== Stated task ==
Extract the text of each entry below exactly, leaving every image behind.

== Task inputs ==
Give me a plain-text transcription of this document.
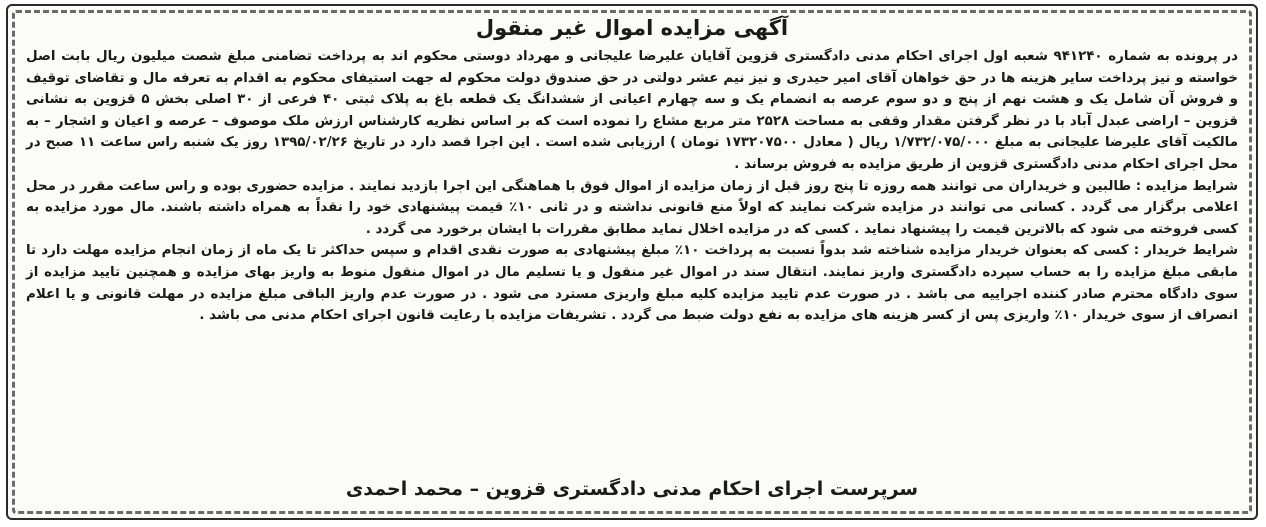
آگهی مزایده اموال غیر منقول

در پرونده به شماره ۹۴۱۲۴۰ شعبه اول اجرای احکام مدنی دادگستری قزوین آقایان علیرضا علیجانی و مهرداد دوستی محکوم اند به پرداخت تضامنی مبلغ شصت میلیون ریال بابت اصل خواسته و نیز پرداخت سایر هزینه ها در حق خواهان آقای امیر حیدری و نیز نیم عشر دولتی در حق صندوق دولت محکوم له جهت استیفای محکوم به اقدام به تعرفه مال و تقاضای توقیف و فروش آن شامل یک و هشت نهم از پنج و دو سوم عرصه به انضمام یک و سه چهارم اعیانی از ششدانگ یک قطعه باغ به پلاک ثبتی ۴۰ فرعی از ۳۰ اصلی بخش ۵ قزوین به نشانی قزوین – اراضی عبدل آباد با در نظر گرفتن مقدار وقفی به مساحت ۲۵۲۸ متر مربع مشاع را نموده است که بر اساس نظریه کارشناس ارزش ملک موصوف – عرصه و اعیان و اشجار – به مالکیت آقای علیرضا علیجانی به مبلغ ۱/۷۳۲/۰۷۵/۰۰۰ ریال ( معادل ۱۷۳۲۰۷۵۰۰ تومان ) ارزیابی شده است . این اجرا قصد دارد در تاریخ ۱۳۹۵/۰۲/۲۶ روز یک شنبه راس ساعت ۱۱ صبح در محل اجرای احکام مدنی دادگستری قزوین از طریق مزایده به فروش برساند .

شرایط مزایده : طالبین و خریداران می توانند همه روزه تا پنج روز قبل از زمان مزایده از اموال فوق با هماهنگی این اجرا بازدید نمایند . مزایده حضوری بوده و راس ساعت مقرر در محل اعلامی برگزار می گردد . کسانی می توانند در مزایده شرکت نمایند که اولاً منع قانونی نداشته و در ثانی ۱۰٪ قیمت پیشنهادی خود را نقداً به همراه داشته باشند. مال مورد مزایده به کسی فروخته می شود که بالاترین قیمت را پیشنهاد نماید . کسی که در مزایده اخلال نماید مطابق مقررات با ایشان برخورد می گردد .

شرایط خریدار : کسی که بعنوان خریدار مزایده شناخته شد بدواً نسبت به پرداخت ۱۰٪ مبلغ پیشنهادی به صورت نقدی اقدام و سپس حداکثر تا یک ماه از زمان انجام مزایده مهلت دارد تا مابقی مبلغ مزایده را به حساب سپرده دادگستری واریز نمایند. انتقال سند در اموال غیر منقول و یا تسلیم مال در اموال منقول منوط به واریز بهای مزایده و همچنین تایید مزایده از سوی دادگاه محترم صادر کننده اجراییه می باشد . در صورت عدم تایید مزایده کلیه مبلغ واریزی مسترد می شود . در صورت عدم واریز الباقی مبلغ مزایده در مهلت قانونی و یا اعلام انصراف از سوی خریدار ۱۰٪ واریزی پس از کسر هزینه های مزایده به نفع دولت ضبط می گردد . تشریفات مزایده با رعایت قانون اجرای احکام مدنی می باشد .

سرپرست اجرای احکام مدنی دادگستری قزوین – محمد احمدی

== The answer ==
Give me a plain-text transcription of this document.
آگهی مزایده اموال غیر منقول

در پرونده به شماره ۹۴۱۲۴۰ شعبه اول اجرای احکام مدنی دادگستری قزوین آقایان علیرضا علیجانی و مهرداد دوستی محکوم اند به پرداخت تضامنی مبلغ شصت میلیون ریال بابت اصل خواسته و نیز پرداخت سایر هزینه ها در حق خواهان آقای امیر حیدری و نیز نیم عشر دولتی در حق صندوق دولت محکوم له جهت استیفای محکوم به اقدام به تعرفه مال و تقاضای توقیف و فروش آن شامل یک و هشت نهم از پنج و دو سوم عرصه به انضمام یک و سه چهارم اعیانی از ششدانگ یک قطعه باغ به پلاک ثبتی ۴۰ فرعی از ۳۰ اصلی بخش ۵ قزوین به نشانی قزوین – اراضی عبدل آباد با در نظر گرفتن مقدار وقفی به مساحت ۲۵۲۸ متر مربع مشاع را نموده است که بر اساس نظریه کارشناس ارزش ملک موصوف – عرصه و اعیان و اشجار – به مالکیت آقای علیرضا علیجانی به مبلغ ۱/۷۳۲/۰۷۵/۰۰۰ ریال ( معادل ۱۷۳۲۰۷۵۰۰ تومان ) ارزیابی شده است . این اجرا قصد دارد در تاریخ ۱۳۹۵/۰۲/۲۶ روز یک شنبه راس ساعت ۱۱ صبح در محل اجرای احکام مدنی دادگستری قزوین از طریق مزایده به فروش برساند .

شرایط مزایده : طالبین و خریداران می توانند همه روزه تا پنج روز قبل از زمان مزایده از اموال فوق با هماهنگی این اجرا بازدید نمایند . مزایده حضوری بوده و راس ساعت مقرر در محل اعلامی برگزار می گردد . کسانی می توانند در مزایده شرکت نمایند که اولاً منع قانونی نداشته و در ثانی ۱۰٪ قیمت پیشنهادی خود را نقداً به همراه داشته باشند. مال مورد مزایده به کسی فروخته می شود که بالاترین قیمت را پیشنهاد نماید . کسی که در مزایده اخلال نماید مطابق مقررات با ایشان برخورد می گردد .

شرایط خریدار : کسی که بعنوان خریدار مزایده شناخته شد بدواً نسبت به پرداخت ۱۰٪ مبلغ پیشنهادی به صورت نقدی اقدام و سپس حداکثر تا یک ماه از زمان انجام مزایده مهلت دارد تا مابقی مبلغ مزایده را به حساب سپرده دادگستری واریز نمایند. انتقال سند در اموال غیر منقول و یا تسلیم مال در اموال منقول منوط به واریز بهای مزایده و همچنین تایید مزایده از سوی دادگاه محترم صادر کننده اجراییه می باشد . در صورت عدم تایید مزایده کلیه مبلغ واریزی مسترد می شود . در صورت عدم واریز الباقی مبلغ مزایده در مهلت قانونی و یا اعلام انصراف از سوی خریدار ۱۰٪ واریزی پس از کسر هزینه های مزایده به نفع دولت ضبط می گردد . تشریفات مزایده با رعایت قانون اجرای احکام مدنی می باشد .

سرپرست اجرای احکام مدنی دادگستری قزوین – محمد احمدی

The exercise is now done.